#### Do this:
Copy out the listing word for word from its first line through the line containing "chart-subtitle: Year over", including both.

#### Dataset content:
○ ○ ○
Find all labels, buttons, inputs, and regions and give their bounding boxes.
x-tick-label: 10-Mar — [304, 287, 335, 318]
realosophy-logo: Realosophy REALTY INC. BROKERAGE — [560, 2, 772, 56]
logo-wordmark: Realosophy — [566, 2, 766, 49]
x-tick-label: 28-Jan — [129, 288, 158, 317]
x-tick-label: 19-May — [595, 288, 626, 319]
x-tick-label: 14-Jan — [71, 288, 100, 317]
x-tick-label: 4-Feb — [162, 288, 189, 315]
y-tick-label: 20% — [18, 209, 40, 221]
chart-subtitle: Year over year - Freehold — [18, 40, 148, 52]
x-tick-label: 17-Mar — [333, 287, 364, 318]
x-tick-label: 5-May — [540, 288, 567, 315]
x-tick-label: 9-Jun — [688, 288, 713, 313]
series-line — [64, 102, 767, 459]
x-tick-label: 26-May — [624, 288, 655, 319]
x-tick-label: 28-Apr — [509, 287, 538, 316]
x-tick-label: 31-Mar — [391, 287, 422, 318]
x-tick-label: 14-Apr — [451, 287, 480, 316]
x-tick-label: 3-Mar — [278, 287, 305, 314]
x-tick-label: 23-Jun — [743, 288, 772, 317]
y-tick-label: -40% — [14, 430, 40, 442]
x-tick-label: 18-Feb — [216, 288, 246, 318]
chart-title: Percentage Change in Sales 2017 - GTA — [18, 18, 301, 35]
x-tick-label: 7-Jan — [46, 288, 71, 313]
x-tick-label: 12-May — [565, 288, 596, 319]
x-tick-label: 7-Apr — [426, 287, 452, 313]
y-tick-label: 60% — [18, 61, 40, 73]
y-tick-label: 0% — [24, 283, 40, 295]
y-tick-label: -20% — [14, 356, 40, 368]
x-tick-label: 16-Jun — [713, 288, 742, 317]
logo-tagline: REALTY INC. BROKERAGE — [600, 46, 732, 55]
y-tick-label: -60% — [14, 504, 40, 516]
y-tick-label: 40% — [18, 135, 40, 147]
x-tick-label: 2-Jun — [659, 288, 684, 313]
○ ○ ○
#### Output of the task:
Find all labels, buttons, inputs, and regions and give their bounding boxes.
x-tick-label: 10-Mar — [304, 287, 335, 318]
realosophy-logo: Realosophy REALTY INC. BROKERAGE — [560, 2, 772, 56]
logo-wordmark: Realosophy — [566, 2, 766, 49]
x-tick-label: 28-Jan — [129, 288, 158, 317]
x-tick-label: 19-May — [595, 288, 626, 319]
x-tick-label: 14-Jan — [71, 288, 100, 317]
x-tick-label: 4-Feb — [162, 288, 189, 315]
y-tick-label: 20% — [18, 209, 40, 221]
chart-subtitle: Year over year - Freehold — [18, 40, 148, 52]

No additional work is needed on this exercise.